[DATA SUPPLIED start]

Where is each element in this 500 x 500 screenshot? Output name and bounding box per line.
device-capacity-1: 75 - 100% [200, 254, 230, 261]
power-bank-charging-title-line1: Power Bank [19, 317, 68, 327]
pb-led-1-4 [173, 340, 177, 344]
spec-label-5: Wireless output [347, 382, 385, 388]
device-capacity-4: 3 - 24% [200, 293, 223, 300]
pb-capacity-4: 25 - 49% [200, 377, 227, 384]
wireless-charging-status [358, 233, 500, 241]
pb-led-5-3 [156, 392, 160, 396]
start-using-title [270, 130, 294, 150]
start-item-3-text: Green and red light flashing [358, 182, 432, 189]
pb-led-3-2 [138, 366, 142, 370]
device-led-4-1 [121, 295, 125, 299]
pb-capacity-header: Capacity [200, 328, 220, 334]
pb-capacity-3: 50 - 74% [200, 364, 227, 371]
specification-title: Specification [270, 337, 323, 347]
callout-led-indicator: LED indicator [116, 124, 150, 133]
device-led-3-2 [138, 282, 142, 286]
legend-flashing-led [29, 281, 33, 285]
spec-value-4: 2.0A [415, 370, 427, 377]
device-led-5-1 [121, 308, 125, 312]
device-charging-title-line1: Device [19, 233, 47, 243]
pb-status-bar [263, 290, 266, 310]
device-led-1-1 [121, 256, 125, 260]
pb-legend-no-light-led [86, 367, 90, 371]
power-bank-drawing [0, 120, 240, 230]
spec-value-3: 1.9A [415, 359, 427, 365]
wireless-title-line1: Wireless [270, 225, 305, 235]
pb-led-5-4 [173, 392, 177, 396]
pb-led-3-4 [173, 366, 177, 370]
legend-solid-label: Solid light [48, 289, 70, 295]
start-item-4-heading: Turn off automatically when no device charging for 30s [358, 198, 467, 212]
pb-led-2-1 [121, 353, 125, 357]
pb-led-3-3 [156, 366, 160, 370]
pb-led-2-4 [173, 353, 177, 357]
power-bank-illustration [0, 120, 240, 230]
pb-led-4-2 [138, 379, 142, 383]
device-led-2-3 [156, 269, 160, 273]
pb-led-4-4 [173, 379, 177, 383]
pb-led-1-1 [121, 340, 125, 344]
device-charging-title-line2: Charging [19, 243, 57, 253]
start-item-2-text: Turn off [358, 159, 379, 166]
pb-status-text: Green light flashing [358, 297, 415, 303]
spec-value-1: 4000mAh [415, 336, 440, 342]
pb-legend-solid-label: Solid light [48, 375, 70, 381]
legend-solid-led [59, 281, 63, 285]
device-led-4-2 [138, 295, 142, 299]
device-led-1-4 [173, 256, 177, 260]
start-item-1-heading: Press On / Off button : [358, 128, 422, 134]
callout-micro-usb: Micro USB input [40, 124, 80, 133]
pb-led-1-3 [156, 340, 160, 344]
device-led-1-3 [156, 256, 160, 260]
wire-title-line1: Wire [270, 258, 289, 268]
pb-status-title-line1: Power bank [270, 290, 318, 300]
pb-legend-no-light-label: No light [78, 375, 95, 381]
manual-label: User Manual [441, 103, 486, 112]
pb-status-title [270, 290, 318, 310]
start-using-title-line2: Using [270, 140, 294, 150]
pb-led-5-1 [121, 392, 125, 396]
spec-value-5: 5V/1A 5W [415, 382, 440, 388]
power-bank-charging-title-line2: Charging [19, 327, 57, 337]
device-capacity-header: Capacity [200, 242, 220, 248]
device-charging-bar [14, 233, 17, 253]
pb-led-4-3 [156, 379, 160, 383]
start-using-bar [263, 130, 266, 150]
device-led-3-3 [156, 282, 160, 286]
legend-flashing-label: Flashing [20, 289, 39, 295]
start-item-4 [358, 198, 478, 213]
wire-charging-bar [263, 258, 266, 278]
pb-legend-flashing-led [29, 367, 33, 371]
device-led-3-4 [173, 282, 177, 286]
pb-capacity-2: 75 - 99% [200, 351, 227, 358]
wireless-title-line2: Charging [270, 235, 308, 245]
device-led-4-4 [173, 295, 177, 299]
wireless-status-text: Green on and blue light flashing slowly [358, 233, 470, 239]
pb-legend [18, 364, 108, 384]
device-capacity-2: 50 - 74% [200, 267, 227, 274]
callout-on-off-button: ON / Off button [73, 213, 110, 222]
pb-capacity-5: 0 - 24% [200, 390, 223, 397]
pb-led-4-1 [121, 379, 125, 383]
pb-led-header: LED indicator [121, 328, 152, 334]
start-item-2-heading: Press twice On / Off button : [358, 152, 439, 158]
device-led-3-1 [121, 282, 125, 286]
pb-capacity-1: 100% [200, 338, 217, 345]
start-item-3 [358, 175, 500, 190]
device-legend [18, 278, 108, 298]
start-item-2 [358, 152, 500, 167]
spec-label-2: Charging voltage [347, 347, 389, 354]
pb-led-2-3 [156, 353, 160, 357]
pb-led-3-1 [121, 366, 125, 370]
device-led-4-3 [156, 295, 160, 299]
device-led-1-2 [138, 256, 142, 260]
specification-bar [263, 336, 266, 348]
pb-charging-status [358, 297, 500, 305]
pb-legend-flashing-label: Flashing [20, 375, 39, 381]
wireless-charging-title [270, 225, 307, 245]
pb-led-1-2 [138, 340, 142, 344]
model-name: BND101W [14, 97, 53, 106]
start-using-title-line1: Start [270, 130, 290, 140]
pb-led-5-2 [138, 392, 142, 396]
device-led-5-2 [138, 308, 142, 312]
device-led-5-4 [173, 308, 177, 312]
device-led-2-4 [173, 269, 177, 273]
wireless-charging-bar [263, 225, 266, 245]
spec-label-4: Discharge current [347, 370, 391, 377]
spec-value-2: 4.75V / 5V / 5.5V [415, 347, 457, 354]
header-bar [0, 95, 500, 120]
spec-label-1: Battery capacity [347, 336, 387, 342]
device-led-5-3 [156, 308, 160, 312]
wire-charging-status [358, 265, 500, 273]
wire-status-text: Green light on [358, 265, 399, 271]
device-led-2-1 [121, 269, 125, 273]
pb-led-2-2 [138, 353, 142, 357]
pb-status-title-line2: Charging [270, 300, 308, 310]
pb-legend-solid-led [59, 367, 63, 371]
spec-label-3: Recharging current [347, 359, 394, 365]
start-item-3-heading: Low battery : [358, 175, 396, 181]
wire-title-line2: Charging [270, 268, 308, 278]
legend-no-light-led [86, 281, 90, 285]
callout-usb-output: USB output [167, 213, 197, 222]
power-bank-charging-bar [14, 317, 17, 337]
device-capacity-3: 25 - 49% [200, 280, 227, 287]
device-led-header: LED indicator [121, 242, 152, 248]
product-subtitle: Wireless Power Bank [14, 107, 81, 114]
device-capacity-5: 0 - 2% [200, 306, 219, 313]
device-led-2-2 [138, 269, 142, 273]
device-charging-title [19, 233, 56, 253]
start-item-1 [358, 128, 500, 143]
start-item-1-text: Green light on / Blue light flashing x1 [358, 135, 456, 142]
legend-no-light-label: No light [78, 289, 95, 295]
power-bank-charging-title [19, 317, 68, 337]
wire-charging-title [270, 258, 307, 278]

[DATA SUPPLIED end]
[DATA SUPPLIED start]

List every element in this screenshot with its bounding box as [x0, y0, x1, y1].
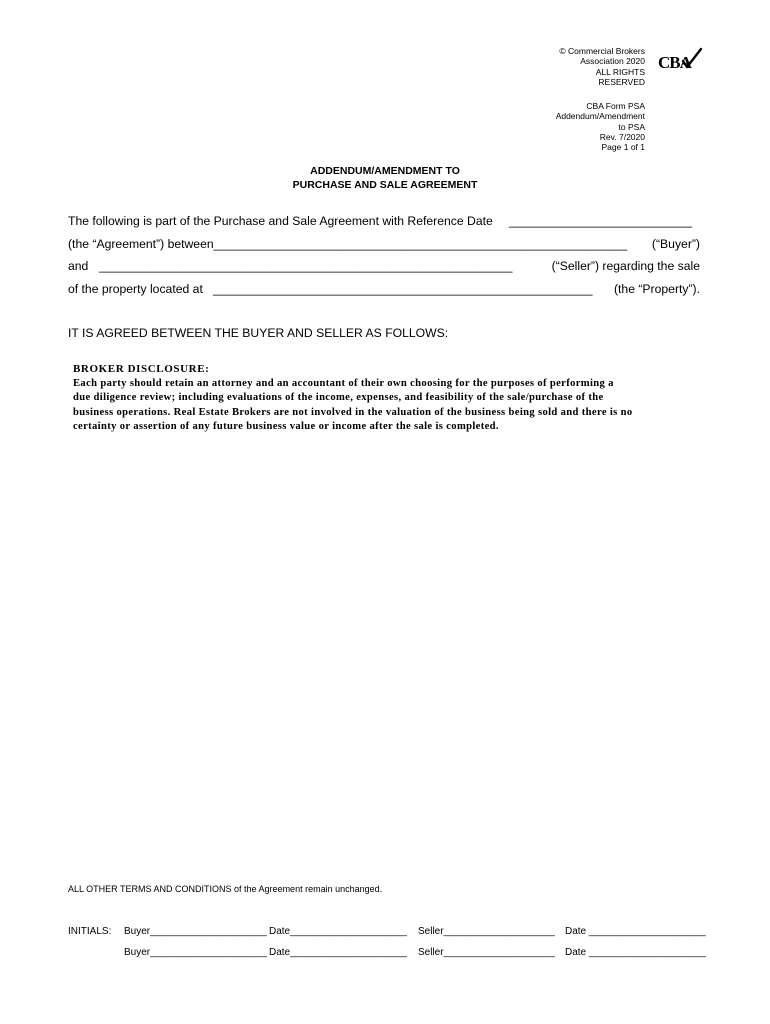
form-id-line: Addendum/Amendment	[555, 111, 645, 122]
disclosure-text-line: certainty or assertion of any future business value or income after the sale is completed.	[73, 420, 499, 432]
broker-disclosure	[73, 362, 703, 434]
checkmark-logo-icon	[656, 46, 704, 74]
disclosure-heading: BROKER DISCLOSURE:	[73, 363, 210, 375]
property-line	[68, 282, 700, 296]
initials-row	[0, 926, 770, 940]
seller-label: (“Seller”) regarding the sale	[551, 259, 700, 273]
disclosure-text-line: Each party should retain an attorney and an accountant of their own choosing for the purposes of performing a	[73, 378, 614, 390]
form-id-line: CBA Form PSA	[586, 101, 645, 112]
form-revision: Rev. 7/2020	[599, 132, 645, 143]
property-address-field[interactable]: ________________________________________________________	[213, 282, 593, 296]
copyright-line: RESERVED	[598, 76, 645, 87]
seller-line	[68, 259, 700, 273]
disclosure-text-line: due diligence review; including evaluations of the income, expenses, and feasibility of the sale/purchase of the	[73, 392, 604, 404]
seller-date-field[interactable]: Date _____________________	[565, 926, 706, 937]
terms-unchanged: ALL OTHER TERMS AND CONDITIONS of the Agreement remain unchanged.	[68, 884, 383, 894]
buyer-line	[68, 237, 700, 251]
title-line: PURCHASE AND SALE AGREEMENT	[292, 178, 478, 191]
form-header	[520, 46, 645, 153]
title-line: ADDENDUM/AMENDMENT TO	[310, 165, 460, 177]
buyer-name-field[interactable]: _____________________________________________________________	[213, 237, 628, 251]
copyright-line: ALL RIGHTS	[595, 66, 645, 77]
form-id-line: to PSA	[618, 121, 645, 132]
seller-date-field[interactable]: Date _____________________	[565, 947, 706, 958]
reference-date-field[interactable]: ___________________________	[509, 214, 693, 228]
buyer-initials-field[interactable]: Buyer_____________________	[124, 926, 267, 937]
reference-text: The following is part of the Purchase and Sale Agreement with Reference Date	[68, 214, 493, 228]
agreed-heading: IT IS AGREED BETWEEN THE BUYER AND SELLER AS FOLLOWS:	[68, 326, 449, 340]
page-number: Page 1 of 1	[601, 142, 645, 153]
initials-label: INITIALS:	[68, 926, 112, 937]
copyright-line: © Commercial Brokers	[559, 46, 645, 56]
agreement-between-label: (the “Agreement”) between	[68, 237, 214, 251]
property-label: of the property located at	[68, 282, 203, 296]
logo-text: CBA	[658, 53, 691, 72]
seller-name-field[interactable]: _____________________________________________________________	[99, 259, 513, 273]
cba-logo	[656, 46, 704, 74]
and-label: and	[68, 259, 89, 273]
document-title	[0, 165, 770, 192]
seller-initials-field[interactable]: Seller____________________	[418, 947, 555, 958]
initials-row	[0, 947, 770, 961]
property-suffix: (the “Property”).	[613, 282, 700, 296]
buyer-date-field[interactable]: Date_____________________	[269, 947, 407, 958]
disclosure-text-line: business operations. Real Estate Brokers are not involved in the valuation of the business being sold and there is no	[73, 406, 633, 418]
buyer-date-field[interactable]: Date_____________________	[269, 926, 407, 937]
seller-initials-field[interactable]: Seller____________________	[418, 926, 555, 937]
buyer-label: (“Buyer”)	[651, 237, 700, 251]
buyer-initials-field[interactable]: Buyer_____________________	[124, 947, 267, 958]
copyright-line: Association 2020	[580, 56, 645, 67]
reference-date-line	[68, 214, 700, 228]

[DATA SUPPLIED end]
[DATA SUPPLIED start]

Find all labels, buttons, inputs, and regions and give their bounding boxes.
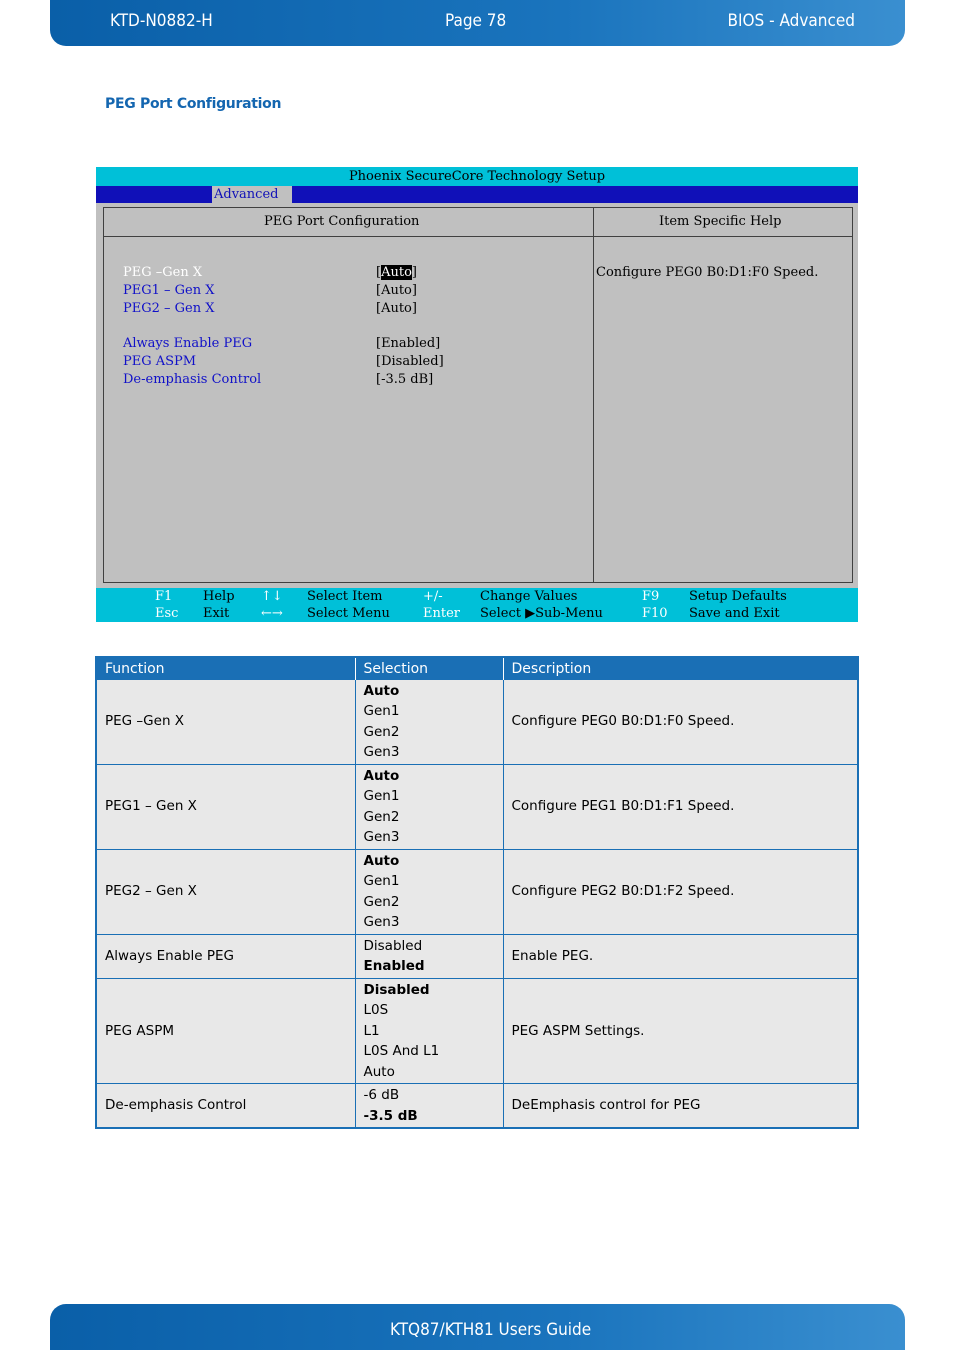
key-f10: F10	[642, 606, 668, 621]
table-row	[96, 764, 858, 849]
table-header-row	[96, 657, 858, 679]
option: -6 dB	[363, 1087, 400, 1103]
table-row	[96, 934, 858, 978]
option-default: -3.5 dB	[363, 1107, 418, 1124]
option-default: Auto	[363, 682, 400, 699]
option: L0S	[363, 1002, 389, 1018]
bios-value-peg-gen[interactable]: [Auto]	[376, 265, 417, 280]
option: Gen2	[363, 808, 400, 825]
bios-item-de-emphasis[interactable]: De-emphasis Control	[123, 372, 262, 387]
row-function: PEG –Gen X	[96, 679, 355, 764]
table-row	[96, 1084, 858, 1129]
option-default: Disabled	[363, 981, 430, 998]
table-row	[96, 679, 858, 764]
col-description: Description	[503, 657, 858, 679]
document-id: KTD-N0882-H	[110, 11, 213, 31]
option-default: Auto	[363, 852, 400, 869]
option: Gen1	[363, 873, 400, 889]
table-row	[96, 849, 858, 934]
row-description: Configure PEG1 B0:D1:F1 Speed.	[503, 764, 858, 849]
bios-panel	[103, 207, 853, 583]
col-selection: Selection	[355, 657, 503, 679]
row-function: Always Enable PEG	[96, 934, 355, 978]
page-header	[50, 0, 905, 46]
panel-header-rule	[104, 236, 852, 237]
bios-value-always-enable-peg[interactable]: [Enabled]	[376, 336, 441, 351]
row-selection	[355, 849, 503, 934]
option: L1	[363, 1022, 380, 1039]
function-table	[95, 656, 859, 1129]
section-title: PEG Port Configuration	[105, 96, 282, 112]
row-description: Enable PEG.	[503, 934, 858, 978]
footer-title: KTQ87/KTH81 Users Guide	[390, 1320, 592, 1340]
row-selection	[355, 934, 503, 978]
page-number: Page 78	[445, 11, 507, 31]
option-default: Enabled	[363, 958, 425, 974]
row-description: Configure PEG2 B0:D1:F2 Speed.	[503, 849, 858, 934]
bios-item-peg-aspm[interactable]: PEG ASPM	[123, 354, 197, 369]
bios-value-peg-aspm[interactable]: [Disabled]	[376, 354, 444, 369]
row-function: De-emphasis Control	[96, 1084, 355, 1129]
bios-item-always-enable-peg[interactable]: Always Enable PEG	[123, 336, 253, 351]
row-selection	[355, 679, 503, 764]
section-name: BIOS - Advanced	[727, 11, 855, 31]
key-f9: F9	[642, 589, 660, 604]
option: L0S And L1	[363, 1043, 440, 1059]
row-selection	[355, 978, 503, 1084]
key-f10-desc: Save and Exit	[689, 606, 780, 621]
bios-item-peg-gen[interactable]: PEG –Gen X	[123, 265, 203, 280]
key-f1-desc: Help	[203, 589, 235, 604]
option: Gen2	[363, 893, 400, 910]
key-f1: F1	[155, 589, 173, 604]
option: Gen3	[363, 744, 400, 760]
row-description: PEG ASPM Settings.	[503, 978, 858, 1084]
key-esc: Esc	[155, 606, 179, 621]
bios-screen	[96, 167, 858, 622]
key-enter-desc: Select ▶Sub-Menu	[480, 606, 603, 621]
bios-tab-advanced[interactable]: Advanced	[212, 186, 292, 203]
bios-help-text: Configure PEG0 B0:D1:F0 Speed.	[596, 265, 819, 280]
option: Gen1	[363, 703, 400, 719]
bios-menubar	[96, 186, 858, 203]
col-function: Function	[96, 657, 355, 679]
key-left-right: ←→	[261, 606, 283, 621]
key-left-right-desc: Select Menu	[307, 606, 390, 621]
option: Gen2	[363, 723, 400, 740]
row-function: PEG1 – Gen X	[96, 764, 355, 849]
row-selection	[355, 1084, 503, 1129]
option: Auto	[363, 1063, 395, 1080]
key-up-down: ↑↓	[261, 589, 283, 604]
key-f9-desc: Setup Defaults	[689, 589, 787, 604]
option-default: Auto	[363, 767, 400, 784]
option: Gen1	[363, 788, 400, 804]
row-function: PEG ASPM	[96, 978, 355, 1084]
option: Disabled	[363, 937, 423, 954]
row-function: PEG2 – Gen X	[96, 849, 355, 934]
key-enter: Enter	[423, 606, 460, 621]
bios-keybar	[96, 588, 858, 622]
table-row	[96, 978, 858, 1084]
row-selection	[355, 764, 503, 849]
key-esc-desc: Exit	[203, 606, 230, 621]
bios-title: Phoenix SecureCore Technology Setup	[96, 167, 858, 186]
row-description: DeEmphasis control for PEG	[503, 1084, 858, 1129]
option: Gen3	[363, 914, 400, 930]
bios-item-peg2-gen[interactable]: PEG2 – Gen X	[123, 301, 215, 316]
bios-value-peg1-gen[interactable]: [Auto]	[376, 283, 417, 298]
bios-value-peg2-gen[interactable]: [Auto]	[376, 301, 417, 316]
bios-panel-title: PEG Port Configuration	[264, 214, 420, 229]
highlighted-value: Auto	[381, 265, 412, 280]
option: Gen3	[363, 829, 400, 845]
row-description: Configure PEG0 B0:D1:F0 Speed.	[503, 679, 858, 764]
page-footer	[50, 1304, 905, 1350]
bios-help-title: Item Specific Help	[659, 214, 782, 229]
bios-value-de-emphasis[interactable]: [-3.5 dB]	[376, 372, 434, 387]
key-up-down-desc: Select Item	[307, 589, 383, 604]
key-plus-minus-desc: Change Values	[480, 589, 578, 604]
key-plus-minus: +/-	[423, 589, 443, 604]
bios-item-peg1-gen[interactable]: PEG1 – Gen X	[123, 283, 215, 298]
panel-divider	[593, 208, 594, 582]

[DATA SUPPLIED end]

§ **EXERCISE OBJECTIVE**
Express as a numbered list the lines starting at the one containing "Where is each" and ending at the one containing "start-item-2-text: Turn off", with both of those lines included and any blank lines left out.

§ **THE OUTPUT**
1. Where is each element in this 500 x 500 screenshot? Output name and bounding box per line.
2. device-capacity-1: 75 - 100% [200, 254, 230, 261]
3. power-bank-charging-title-line1: Power Bank [19, 317, 68, 327]
4. pb-led-1-4 [173, 340, 177, 344]
5. spec-label-5: Wireless output [347, 382, 385, 388]
6. device-capacity-4: 3 - 24% [200, 293, 223, 300]
7. pb-capacity-4: 25 - 49% [200, 377, 227, 384]
8. wireless-charging-status [358, 233, 500, 241]
9. pb-led-5-3 [156, 392, 160, 396]
10. start-using-title [270, 130, 294, 150]
11. start-item-3-text: Green and red light flashing [358, 182, 432, 189]
12. pb-led-3-2 [138, 366, 142, 370]
13. device-led-4-1 [121, 295, 125, 299]
14. pb-capacity-header: Capacity [200, 328, 220, 334]
15. pb-capacity-3: 50 - 74% [200, 364, 227, 371]
16. specification-title: Specification [270, 337, 323, 347]
17. callout-led-indicator: LED indicator [116, 124, 150, 133]
18. device-led-3-2 [138, 282, 142, 286]
19. legend-flashing-led [29, 281, 33, 285]
20. spec-value-4: 2.0A [415, 370, 427, 377]
21. device-led-5-1 [121, 308, 125, 312]
22. device-charging-title-line1: Device [19, 233, 47, 243]
23. pb-status-bar [263, 290, 266, 310]
24. device-led-1-1 [121, 256, 125, 260]
25. pb-legend-no-light-led [86, 367, 90, 371]
26. power-bank-drawing [0, 120, 240, 230]
27. spec-value-3: 1.9A [415, 359, 427, 365]
28. wireless-title-line1: Wireless [270, 225, 305, 235]
29. pb-led-5-4 [173, 392, 177, 396]
30. pb-led-3-4 [173, 366, 177, 370]
31. legend-solid-label: Solid light [48, 289, 70, 295]
32. start-item-4-heading: Turn off automatically when no device charging for 30s [358, 198, 467, 212]
33. pb-led-2-1 [121, 353, 125, 357]
34. pb-led-3-3 [156, 366, 160, 370]
35. pb-led-2-4 [173, 353, 177, 357]
36. power-bank-illustration [0, 120, 240, 230]
37. pb-led-4-2 [138, 379, 142, 383]
38. device-led-2-3 [156, 269, 160, 273]
39. pb-led-4-4 [173, 379, 177, 383]
40. pb-led-1-1 [121, 340, 125, 344]
41. device-charging-title-line2: Charging [19, 243, 57, 253]
42. start-item-2-text: Turn off [358, 159, 379, 166]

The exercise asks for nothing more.